WHAT IS REQUIRED:
Check every line below for the word "Disk" and show those that hold it.

--- start ---

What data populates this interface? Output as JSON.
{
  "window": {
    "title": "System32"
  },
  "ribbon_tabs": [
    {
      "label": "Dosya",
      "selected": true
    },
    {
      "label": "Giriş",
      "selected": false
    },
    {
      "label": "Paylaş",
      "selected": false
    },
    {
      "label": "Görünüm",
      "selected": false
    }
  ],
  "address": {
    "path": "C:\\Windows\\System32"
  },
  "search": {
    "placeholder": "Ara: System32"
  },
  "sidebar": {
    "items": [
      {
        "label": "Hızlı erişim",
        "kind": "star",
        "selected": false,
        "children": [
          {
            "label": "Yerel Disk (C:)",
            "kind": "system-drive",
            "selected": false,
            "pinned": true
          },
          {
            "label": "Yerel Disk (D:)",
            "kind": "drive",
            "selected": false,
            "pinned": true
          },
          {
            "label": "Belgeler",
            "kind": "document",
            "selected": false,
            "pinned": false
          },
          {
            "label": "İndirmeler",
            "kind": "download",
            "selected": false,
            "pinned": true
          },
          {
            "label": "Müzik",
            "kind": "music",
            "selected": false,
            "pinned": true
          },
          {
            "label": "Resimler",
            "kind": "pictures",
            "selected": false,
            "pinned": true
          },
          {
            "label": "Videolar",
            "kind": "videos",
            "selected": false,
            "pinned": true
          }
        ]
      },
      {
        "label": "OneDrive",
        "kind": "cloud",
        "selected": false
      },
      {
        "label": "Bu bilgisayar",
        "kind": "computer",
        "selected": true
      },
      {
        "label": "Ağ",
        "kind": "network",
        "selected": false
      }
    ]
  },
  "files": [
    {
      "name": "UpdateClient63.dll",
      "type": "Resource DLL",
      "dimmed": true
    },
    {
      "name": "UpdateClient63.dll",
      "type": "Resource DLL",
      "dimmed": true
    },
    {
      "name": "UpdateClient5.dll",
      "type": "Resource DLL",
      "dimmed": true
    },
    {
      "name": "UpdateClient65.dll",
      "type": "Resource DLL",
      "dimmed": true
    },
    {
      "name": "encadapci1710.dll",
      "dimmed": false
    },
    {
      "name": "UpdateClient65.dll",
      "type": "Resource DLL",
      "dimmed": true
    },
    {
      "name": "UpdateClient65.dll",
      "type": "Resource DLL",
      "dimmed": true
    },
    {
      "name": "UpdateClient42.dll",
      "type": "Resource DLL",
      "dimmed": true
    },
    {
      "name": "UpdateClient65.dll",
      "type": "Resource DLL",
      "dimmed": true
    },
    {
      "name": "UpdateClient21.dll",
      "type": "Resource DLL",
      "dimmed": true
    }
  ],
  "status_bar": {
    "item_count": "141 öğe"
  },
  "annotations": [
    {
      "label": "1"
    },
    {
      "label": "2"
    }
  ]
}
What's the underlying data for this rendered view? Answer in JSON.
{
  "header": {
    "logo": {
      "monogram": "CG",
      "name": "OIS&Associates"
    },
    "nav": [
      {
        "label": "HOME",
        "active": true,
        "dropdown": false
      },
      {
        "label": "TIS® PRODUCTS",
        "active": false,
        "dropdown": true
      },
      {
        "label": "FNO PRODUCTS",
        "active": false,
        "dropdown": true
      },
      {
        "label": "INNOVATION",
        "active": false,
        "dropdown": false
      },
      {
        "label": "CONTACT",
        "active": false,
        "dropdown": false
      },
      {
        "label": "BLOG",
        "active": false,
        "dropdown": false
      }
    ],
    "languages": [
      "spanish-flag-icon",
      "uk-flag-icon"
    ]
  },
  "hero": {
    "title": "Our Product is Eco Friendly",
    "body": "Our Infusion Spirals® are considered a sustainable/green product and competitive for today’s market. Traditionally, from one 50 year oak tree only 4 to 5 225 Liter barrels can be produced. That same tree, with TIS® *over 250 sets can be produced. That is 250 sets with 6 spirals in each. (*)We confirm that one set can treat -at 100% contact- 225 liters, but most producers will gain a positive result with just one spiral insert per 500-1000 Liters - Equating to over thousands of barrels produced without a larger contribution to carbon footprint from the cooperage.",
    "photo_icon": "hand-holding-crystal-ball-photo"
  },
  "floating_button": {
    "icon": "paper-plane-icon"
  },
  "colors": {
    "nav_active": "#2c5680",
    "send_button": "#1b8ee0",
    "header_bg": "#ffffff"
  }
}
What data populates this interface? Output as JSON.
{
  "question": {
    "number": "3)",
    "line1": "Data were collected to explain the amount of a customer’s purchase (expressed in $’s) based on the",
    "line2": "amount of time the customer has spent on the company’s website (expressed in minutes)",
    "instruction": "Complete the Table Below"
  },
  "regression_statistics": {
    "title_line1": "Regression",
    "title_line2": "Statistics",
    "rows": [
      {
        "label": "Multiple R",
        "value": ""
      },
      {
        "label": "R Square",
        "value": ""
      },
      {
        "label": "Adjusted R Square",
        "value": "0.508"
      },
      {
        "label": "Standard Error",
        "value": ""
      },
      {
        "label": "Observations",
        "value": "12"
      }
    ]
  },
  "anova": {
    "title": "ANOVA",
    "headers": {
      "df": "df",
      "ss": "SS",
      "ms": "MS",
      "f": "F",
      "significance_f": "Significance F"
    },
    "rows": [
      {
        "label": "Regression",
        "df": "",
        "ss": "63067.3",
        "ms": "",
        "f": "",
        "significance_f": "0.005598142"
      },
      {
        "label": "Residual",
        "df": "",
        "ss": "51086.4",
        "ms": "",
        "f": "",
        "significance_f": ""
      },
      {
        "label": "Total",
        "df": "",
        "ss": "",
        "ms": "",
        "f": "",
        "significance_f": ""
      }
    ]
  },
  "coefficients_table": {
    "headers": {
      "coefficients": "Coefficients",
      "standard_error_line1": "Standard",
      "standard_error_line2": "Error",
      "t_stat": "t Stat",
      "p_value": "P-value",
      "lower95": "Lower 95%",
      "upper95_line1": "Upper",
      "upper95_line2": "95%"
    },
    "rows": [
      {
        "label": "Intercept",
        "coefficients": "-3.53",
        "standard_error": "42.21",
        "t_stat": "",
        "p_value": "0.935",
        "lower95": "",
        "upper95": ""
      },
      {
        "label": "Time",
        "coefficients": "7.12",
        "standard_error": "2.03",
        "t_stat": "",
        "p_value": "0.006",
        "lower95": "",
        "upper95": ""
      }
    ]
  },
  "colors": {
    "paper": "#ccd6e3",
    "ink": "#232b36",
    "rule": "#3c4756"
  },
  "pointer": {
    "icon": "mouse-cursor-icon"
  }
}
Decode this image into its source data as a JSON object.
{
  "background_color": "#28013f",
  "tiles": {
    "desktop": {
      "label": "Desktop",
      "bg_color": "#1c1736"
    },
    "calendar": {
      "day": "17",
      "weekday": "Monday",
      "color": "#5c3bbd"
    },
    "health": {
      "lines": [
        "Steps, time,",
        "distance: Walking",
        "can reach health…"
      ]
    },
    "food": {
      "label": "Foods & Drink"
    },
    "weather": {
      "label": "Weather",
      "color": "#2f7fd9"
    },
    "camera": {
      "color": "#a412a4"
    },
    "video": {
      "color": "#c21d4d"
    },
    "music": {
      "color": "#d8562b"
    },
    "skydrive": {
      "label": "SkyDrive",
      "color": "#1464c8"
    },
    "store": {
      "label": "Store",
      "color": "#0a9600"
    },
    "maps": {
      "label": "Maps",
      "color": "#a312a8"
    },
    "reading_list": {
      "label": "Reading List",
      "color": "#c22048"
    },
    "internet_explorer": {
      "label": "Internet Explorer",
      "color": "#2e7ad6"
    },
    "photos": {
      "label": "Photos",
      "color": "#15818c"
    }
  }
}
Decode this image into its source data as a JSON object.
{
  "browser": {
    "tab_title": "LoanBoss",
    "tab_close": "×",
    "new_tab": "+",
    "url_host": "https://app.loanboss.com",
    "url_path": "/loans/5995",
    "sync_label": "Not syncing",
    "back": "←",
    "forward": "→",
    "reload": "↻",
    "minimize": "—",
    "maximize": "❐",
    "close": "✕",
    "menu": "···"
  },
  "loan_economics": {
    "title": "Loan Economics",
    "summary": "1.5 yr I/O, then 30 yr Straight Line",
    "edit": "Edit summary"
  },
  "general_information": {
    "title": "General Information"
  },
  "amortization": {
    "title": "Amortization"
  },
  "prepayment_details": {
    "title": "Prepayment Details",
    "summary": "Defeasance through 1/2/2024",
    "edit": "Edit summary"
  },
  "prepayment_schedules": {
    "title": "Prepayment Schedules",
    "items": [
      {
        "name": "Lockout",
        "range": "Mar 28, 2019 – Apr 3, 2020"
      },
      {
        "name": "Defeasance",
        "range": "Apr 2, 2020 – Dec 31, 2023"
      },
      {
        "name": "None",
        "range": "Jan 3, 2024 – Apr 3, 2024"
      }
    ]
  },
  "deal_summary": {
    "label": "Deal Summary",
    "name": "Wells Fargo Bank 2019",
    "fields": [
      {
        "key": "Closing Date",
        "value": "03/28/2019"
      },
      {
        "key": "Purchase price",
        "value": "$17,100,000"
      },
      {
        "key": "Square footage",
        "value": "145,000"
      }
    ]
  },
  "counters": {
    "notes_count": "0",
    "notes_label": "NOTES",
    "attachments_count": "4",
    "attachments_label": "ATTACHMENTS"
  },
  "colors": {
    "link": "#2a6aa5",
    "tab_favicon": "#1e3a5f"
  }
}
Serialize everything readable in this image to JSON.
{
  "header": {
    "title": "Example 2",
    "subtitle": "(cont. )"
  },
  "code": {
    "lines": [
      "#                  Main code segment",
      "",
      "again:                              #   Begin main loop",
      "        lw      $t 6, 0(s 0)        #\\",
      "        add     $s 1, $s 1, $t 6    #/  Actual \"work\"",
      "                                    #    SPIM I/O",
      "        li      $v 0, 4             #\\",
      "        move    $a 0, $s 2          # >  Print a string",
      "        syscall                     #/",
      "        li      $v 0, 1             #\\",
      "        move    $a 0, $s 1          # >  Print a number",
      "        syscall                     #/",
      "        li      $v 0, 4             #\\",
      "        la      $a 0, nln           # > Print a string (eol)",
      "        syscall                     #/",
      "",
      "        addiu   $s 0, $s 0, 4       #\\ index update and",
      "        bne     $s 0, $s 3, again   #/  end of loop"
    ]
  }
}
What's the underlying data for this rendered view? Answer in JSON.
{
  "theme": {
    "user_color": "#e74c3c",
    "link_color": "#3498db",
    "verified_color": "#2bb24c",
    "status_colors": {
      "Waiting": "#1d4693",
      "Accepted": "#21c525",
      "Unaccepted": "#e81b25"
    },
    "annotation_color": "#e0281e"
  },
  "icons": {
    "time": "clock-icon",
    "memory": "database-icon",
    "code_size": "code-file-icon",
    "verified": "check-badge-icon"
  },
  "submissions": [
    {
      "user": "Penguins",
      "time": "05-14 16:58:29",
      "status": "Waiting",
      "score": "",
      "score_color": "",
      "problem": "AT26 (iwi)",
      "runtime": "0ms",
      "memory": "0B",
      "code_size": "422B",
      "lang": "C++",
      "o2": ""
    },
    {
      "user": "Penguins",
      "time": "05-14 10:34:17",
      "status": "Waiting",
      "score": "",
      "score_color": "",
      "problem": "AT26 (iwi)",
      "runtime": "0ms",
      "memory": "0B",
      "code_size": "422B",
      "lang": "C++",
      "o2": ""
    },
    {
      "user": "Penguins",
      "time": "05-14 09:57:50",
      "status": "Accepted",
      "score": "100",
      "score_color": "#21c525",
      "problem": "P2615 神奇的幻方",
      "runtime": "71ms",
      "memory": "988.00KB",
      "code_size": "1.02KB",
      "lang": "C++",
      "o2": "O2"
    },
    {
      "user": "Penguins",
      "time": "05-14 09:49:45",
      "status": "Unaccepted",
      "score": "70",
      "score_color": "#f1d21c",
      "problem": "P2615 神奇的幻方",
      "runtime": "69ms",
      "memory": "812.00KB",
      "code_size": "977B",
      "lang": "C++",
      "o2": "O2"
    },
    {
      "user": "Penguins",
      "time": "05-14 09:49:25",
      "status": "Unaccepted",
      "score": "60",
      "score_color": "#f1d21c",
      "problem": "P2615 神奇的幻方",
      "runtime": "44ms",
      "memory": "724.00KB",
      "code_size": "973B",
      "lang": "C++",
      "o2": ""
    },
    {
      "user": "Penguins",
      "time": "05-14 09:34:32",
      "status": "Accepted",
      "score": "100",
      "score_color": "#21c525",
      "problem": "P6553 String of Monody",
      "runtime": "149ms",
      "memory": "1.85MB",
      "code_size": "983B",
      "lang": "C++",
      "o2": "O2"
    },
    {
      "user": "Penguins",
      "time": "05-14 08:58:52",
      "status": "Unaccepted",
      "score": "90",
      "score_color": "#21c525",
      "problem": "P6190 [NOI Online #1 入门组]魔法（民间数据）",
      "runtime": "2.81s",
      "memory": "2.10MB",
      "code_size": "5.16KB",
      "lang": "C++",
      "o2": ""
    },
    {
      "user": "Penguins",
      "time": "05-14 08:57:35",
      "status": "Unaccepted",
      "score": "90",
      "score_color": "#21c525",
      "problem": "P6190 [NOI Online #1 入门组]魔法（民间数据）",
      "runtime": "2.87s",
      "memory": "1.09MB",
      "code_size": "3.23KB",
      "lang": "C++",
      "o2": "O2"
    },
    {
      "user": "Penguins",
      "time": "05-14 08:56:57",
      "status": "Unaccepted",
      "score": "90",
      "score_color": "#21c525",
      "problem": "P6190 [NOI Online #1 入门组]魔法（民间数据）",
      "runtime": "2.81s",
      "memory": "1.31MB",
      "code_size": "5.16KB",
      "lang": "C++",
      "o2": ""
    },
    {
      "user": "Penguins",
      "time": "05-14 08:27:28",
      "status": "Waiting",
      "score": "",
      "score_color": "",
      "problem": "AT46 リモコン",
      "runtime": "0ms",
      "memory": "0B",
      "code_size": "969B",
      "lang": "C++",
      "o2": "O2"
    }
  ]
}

--- end ---

TASK RESPONSE:
            "label": "Yerel Disk (C:)",
            "label": "Yerel Disk (D:)",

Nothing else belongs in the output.